Among the lines below, count those with "chậm". Give the total alone.

-- begin The records --

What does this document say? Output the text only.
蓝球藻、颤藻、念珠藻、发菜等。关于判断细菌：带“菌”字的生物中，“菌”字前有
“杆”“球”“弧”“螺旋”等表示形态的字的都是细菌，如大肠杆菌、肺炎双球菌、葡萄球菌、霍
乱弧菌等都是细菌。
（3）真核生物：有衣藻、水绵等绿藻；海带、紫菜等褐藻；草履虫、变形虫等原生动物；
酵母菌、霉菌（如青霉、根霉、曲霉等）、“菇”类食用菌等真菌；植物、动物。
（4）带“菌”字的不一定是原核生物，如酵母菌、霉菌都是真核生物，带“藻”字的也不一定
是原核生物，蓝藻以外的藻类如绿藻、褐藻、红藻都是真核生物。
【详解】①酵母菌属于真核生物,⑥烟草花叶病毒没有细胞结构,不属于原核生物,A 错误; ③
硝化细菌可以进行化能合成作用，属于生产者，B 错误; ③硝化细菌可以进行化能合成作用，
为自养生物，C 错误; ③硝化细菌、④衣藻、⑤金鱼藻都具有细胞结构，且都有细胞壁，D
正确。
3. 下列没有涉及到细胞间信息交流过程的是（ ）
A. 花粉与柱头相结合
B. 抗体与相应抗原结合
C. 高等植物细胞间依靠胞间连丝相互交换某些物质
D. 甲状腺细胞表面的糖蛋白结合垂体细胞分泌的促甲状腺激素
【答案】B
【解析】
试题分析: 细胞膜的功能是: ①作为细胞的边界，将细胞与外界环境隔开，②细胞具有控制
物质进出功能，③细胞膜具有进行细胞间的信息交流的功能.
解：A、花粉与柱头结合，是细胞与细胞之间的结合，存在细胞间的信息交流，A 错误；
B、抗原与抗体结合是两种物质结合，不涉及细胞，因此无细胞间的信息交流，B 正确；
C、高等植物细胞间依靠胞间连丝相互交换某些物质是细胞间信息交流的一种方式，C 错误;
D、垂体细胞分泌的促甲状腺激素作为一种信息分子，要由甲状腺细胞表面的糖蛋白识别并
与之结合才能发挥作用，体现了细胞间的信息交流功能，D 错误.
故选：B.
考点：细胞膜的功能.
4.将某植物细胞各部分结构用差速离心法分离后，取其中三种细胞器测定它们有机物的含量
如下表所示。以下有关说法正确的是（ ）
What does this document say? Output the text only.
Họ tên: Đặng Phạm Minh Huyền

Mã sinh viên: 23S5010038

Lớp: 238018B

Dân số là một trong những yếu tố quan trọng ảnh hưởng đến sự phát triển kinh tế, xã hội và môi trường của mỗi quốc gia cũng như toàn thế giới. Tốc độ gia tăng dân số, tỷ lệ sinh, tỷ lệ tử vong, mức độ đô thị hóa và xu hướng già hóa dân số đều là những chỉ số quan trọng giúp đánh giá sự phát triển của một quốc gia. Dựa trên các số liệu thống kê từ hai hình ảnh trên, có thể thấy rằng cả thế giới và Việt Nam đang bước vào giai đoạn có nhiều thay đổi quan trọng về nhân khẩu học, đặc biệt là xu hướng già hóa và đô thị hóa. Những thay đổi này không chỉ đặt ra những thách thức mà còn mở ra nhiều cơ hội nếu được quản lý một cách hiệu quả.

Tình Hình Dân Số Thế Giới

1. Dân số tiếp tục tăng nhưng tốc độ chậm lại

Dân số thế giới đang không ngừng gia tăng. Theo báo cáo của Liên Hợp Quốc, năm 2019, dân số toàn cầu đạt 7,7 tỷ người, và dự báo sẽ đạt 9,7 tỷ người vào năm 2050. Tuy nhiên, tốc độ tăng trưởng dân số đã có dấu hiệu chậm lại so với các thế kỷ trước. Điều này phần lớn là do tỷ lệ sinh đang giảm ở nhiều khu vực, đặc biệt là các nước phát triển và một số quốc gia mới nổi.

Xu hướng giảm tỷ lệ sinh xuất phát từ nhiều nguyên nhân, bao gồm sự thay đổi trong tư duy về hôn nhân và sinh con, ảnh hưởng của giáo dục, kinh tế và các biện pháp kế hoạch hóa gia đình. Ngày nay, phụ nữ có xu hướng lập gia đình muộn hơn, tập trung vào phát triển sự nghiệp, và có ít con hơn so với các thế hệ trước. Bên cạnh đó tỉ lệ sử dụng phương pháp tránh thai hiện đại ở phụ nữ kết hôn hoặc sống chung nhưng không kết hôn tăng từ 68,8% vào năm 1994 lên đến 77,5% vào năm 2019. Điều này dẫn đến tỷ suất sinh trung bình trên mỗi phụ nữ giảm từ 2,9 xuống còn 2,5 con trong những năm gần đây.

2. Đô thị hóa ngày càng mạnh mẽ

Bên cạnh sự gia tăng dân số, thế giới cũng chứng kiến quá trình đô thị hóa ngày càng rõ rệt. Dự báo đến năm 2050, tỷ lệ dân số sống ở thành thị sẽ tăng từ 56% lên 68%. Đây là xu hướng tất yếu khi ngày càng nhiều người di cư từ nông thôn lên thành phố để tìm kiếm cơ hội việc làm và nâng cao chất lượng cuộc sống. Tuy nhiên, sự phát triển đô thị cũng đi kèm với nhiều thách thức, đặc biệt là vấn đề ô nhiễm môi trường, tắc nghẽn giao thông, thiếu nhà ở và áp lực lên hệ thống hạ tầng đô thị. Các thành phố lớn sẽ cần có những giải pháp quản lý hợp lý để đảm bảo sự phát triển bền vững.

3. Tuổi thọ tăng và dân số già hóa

-- end The records --

◆ **Task solution**: 2